▶ [What you are asked to do] Identify the lines that contain the word "JSON", then copy them.

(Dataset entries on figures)
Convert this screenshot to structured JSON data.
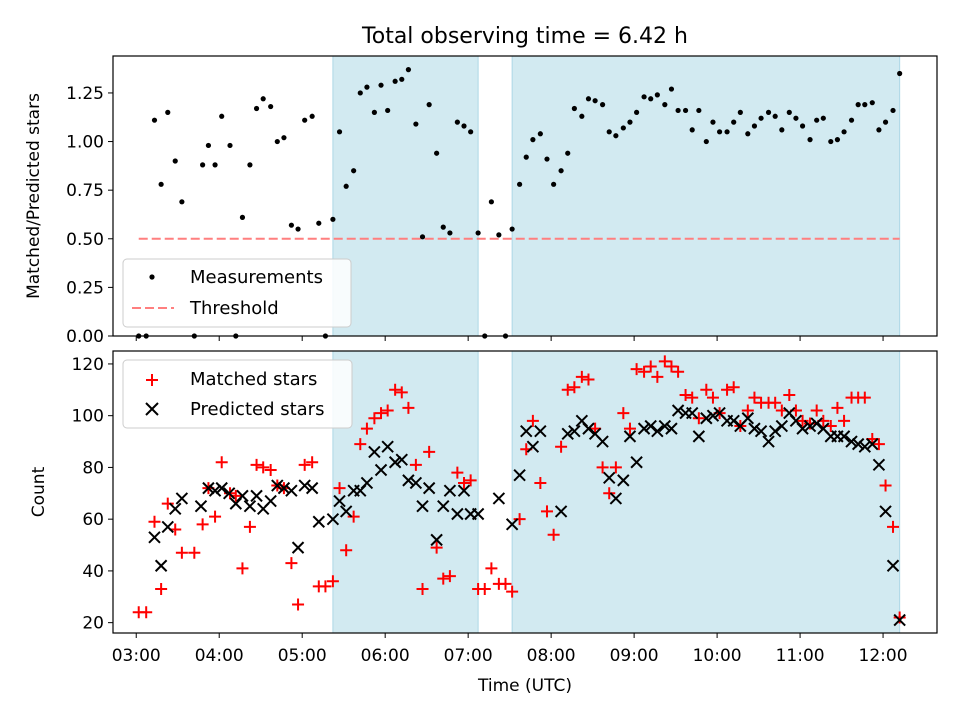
{
  "figure": {
    "title": "Total observing time = 6.42 h"
  },
  "colors": {
    "shade": "#add8e6",
    "measurements": "#000000",
    "threshold": "#ff7f7f",
    "matched": "#ff0000",
    "predicted": "#000000"
  },
  "chart_data": [
    {
      "type": "scatter",
      "ylabel": "Matched/Predicted stars",
      "xlabel": "",
      "xlim": [
        2.72,
        12.65
      ],
      "ylim": [
        0,
        1.44
      ],
      "xticks": [
        3,
        4,
        5,
        6,
        7,
        8,
        9,
        10,
        11,
        12
      ],
      "xtick_labels": [],
      "yticks": [
        0,
        0.25,
        0.5,
        0.75,
        1.0,
        1.25
      ],
      "ytick_labels": [
        "0.00",
        "0.25",
        "0.50",
        "0.75",
        "1.00",
        "1.25"
      ],
      "shaded_intervals": [
        [
          5.37,
          7.12
        ],
        [
          7.53,
          12.2
        ]
      ],
      "legend": {
        "position": "lower left",
        "entries": [
          "Measurements",
          "Threshold"
        ]
      },
      "threshold": {
        "name": "Threshold",
        "y": 0.5,
        "x_range": [
          3.03,
          12.2
        ]
      },
      "series": [
        {
          "name": "Measurements",
          "x": [
            3.03,
            3.12,
            3.22,
            3.3,
            3.38,
            3.47,
            3.55,
            3.7,
            3.8,
            3.87,
            3.95,
            4.03,
            4.13,
            4.2,
            4.28,
            4.37,
            4.45,
            4.53,
            4.62,
            4.7,
            4.78,
            4.87,
            4.95,
            5.03,
            5.12,
            5.2,
            5.28,
            5.37,
            5.45,
            5.53,
            5.62,
            5.7,
            5.78,
            5.87,
            5.95,
            6.03,
            6.12,
            6.2,
            6.28,
            6.37,
            6.45,
            6.53,
            6.62,
            6.7,
            6.78,
            6.87,
            6.95,
            7.03,
            7.12,
            7.2,
            7.28,
            7.37,
            7.45,
            7.53,
            7.62,
            7.7,
            7.78,
            7.87,
            7.95,
            8.03,
            8.12,
            8.2,
            8.28,
            8.37,
            8.45,
            8.53,
            8.62,
            8.7,
            8.78,
            8.87,
            8.95,
            9.03,
            9.12,
            9.2,
            9.28,
            9.37,
            9.45,
            9.53,
            9.62,
            9.7,
            9.78,
            9.87,
            9.95,
            10.03,
            10.12,
            10.2,
            10.28,
            10.37,
            10.45,
            10.53,
            10.62,
            10.7,
            10.78,
            10.87,
            10.95,
            11.03,
            11.12,
            11.2,
            11.28,
            11.37,
            11.45,
            11.53,
            11.62,
            11.7,
            11.78,
            11.87,
            11.95,
            12.03,
            12.12,
            12.2
          ],
          "y": [
            0.0,
            0.0,
            1.11,
            0.78,
            1.15,
            0.9,
            0.69,
            0.0,
            0.88,
            0.98,
            0.88,
            1.13,
            0.98,
            0.0,
            0.61,
            0.88,
            1.17,
            1.22,
            1.18,
            1.0,
            1.02,
            0.57,
            0.55,
            1.11,
            1.13,
            0.58,
            0.0,
            0.6,
            1.05,
            0.77,
            0.85,
            1.25,
            1.28,
            1.15,
            1.29,
            1.16,
            1.31,
            1.32,
            1.37,
            1.09,
            0.51,
            1.19,
            0.94,
            0.56,
            0.53,
            1.1,
            1.08,
            1.05,
            0.53,
            0.0,
            0.69,
            0.52,
            0.0,
            0.55,
            0.78,
            0.92,
            1.01,
            1.04,
            0.91,
            0.78,
            0.85,
            0.94,
            1.17,
            1.13,
            1.22,
            1.21,
            1.19,
            1.05,
            1.03,
            1.07,
            1.1,
            1.15,
            1.23,
            1.22,
            1.24,
            1.19,
            1.27,
            1.16,
            1.16,
            1.06,
            1.16,
            1.0,
            1.1,
            1.05,
            1.05,
            1.1,
            1.15,
            1.04,
            1.08,
            1.12,
            1.15,
            1.13,
            1.06,
            1.15,
            1.12,
            1.08,
            1.01,
            1.11,
            1.12,
            1.0,
            1.01,
            1.05,
            1.11,
            1.19,
            1.19,
            1.2,
            1.06,
            1.1,
            1.16,
            1.35
          ]
        }
      ]
    },
    {
      "type": "scatter",
      "ylabel": "Count",
      "xlabel": "Time (UTC)",
      "xlim": [
        2.72,
        12.65
      ],
      "ylim": [
        16,
        125
      ],
      "xticks": [
        3,
        4,
        5,
        6,
        7,
        8,
        9,
        10,
        11,
        12
      ],
      "xtick_labels": [
        "03:00",
        "04:00",
        "05:00",
        "06:00",
        "07:00",
        "08:00",
        "09:00",
        "10:00",
        "11:00",
        "12:00"
      ],
      "yticks": [
        20,
        40,
        60,
        80,
        100,
        120
      ],
      "ytick_labels": [
        "20",
        "40",
        "60",
        "80",
        "100",
        "120"
      ],
      "shaded_intervals": [
        [
          5.37,
          7.12
        ],
        [
          7.53,
          12.2
        ]
      ],
      "legend": {
        "position": "upper left",
        "entries": [
          "Matched stars",
          "Predicted stars"
        ]
      },
      "series": [
        {
          "name": "Matched stars",
          "marker": "+",
          "x": [
            3.03,
            3.12,
            3.22,
            3.3,
            3.38,
            3.47,
            3.55,
            3.7,
            3.8,
            3.87,
            3.95,
            4.03,
            4.13,
            4.2,
            4.28,
            4.37,
            4.45,
            4.53,
            4.62,
            4.7,
            4.78,
            4.87,
            4.95,
            5.03,
            5.12,
            5.2,
            5.28,
            5.37,
            5.45,
            5.53,
            5.62,
            5.7,
            5.78,
            5.87,
            5.95,
            6.03,
            6.12,
            6.2,
            6.28,
            6.37,
            6.45,
            6.53,
            6.62,
            6.7,
            6.78,
            6.87,
            6.95,
            7.03,
            7.12,
            7.2,
            7.28,
            7.37,
            7.45,
            7.53,
            7.62,
            7.7,
            7.78,
            7.87,
            7.95,
            8.03,
            8.12,
            8.2,
            8.28,
            8.37,
            8.45,
            8.53,
            8.62,
            8.7,
            8.78,
            8.87,
            8.95,
            9.03,
            9.12,
            9.2,
            9.28,
            9.37,
            9.45,
            9.53,
            9.62,
            9.7,
            9.78,
            9.87,
            9.95,
            10.03,
            10.12,
            10.2,
            10.28,
            10.37,
            10.45,
            10.53,
            10.62,
            10.7,
            10.78,
            10.87,
            10.95,
            11.03,
            11.12,
            11.2,
            11.28,
            11.37,
            11.45,
            11.53,
            11.62,
            11.7,
            11.78,
            11.87,
            11.95,
            12.03,
            12.12,
            12.2
          ],
          "y": [
            24,
            24,
            59,
            33,
            66,
            56,
            47,
            47,
            58,
            72,
            61,
            82,
            70,
            69,
            41,
            57,
            81,
            80,
            79,
            73,
            72,
            43,
            27,
            81,
            82,
            34,
            34,
            36,
            72,
            48,
            61,
            89,
            95,
            99,
            101,
            102,
            110,
            109,
            103,
            81,
            33,
            86,
            49,
            37,
            38,
            78,
            74,
            75,
            33,
            33,
            41,
            35,
            35,
            32,
            60,
            87,
            98,
            74,
            63,
            54,
            88,
            110,
            111,
            115,
            114,
            95,
            80,
            70,
            80,
            101,
            95,
            118,
            117,
            119,
            115,
            121,
            119,
            117,
            108,
            107,
            99,
            110,
            107,
            101,
            110,
            111,
            96,
            102,
            107,
            105,
            105,
            105,
            102,
            108,
            102,
            98,
            97,
            102,
            98,
            96,
            103,
            98,
            107,
            107,
            107,
            91,
            89,
            73,
            57,
            22
          ]
        },
        {
          "name": "Predicted stars",
          "marker": "x",
          "x": [
            3.22,
            3.3,
            3.38,
            3.47,
            3.55,
            3.78,
            3.87,
            3.95,
            4.03,
            4.12,
            4.2,
            4.28,
            4.37,
            4.45,
            4.53,
            4.62,
            4.7,
            4.78,
            4.87,
            4.95,
            5.03,
            5.12,
            5.2,
            5.37,
            5.45,
            5.53,
            5.62,
            5.7,
            5.78,
            5.87,
            5.95,
            6.03,
            6.12,
            6.2,
            6.28,
            6.37,
            6.45,
            6.53,
            6.62,
            6.7,
            6.78,
            6.87,
            6.95,
            7.03,
            7.12,
            7.37,
            7.53,
            7.62,
            7.7,
            7.78,
            7.87,
            8.12,
            8.2,
            8.28,
            8.37,
            8.45,
            8.53,
            8.62,
            8.7,
            8.78,
            8.87,
            8.95,
            9.03,
            9.12,
            9.2,
            9.28,
            9.37,
            9.45,
            9.53,
            9.62,
            9.7,
            9.78,
            9.87,
            9.95,
            10.03,
            10.12,
            10.2,
            10.28,
            10.37,
            10.45,
            10.53,
            10.62,
            10.7,
            10.78,
            10.87,
            10.95,
            11.03,
            11.12,
            11.2,
            11.28,
            11.37,
            11.45,
            11.53,
            11.62,
            11.7,
            11.78,
            11.87,
            11.95,
            12.03,
            12.12,
            12.2
          ],
          "y": [
            53,
            42,
            57,
            64,
            68,
            65,
            72,
            71,
            72,
            70,
            66,
            69,
            65,
            69,
            64,
            67,
            73,
            72,
            71,
            49,
            73,
            72,
            59,
            60,
            67,
            63,
            71,
            71,
            74,
            86,
            79,
            88,
            82,
            83,
            75,
            74,
            65,
            72,
            52,
            65,
            71,
            62,
            71,
            62,
            62,
            68,
            58,
            77,
            94,
            88,
            94,
            63,
            93,
            94,
            98,
            95,
            93,
            90,
            76,
            68,
            75,
            92,
            82,
            95,
            96,
            94,
            96,
            95,
            102,
            101,
            101,
            92,
            99,
            100,
            101,
            98,
            98,
            96,
            99,
            95,
            94,
            90,
            94,
            96,
            101,
            98,
            95,
            96,
            97,
            95,
            92,
            92,
            92,
            90,
            89,
            88,
            89,
            81,
            63,
            42,
            21
          ]
        }
      ]
    }
  ]
}
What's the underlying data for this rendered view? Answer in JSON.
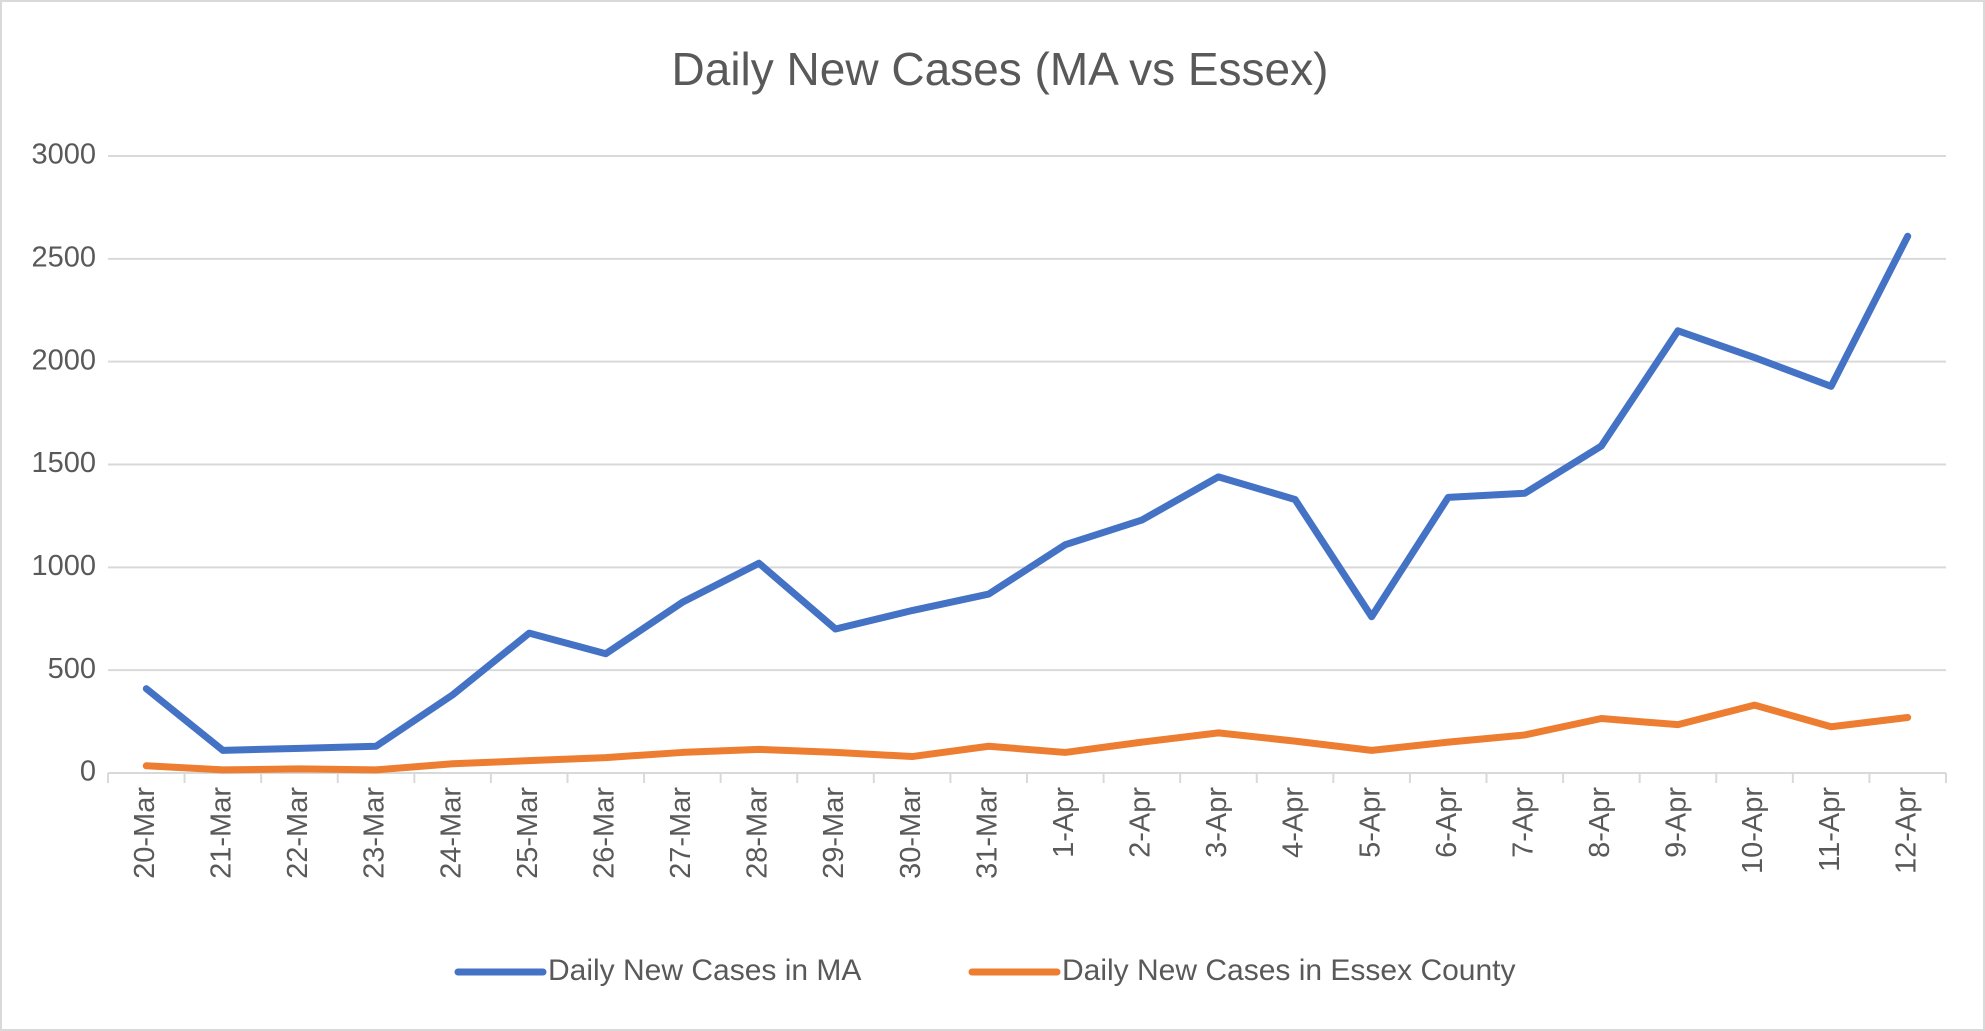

▶ [Complete answer]
Convert this screenshot to structured JSON data.
What's the underlying data for this rendered view? Answer in JSON.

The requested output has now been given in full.